Extract every line that includes the string "title".

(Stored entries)
** start **

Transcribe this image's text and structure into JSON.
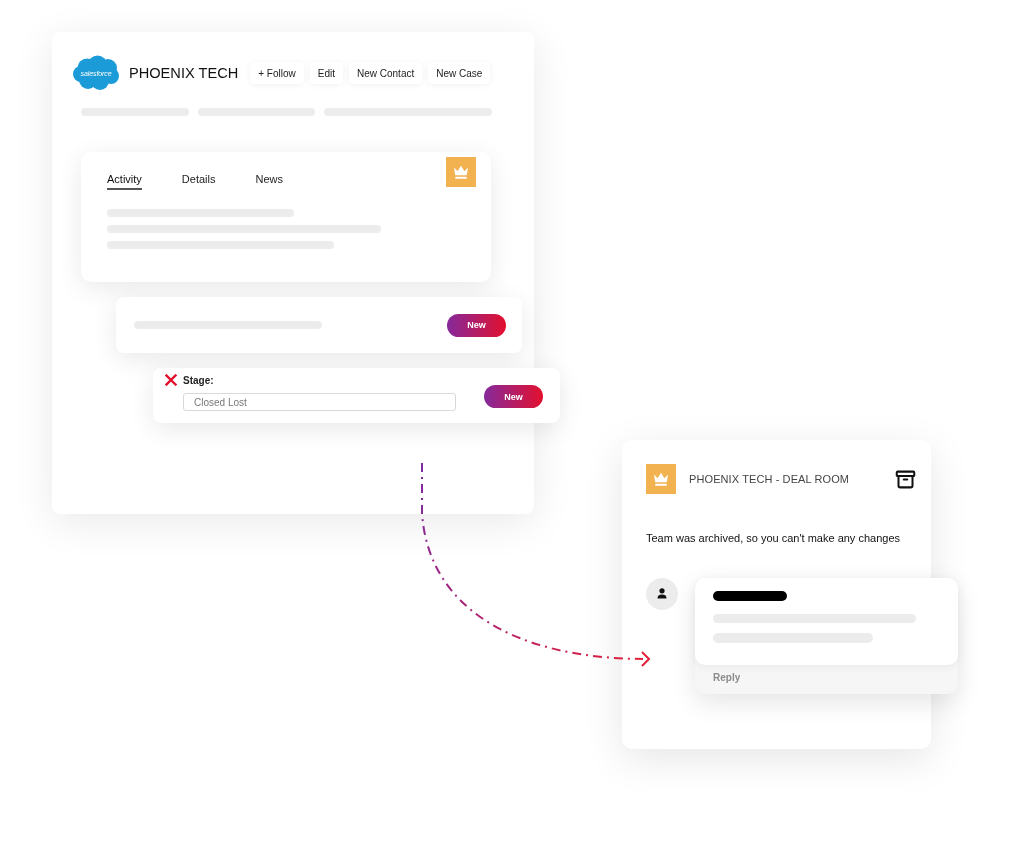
{
  "crm_window": {
    "logo_text": "salesforce",
    "title": "PHOENIX TECH",
    "actions": [
      "+ Follow",
      "Edit",
      "New Contact",
      "New Case"
    ],
    "activity_card": {
      "tabs": [
        {
          "label": "Activity",
          "selected": true
        },
        {
          "label": "Details",
          "selected": false
        },
        {
          "label": "News",
          "selected": false
        }
      ]
    },
    "new_card": {
      "button": "New"
    },
    "stage_card": {
      "invalid": true,
      "label": "Stage:",
      "value": "Closed Lost",
      "button": "New"
    }
  },
  "deal_room": {
    "title": "PHOENIX TECH - DEAL ROOM",
    "message": "Team was archived, so you can't make any changes",
    "comment": {
      "reply": "Reply"
    }
  }
}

** end **

Final result:
    "title": "PHOENIX TECH",
    "title": "PHOENIX TECH - DEAL ROOM",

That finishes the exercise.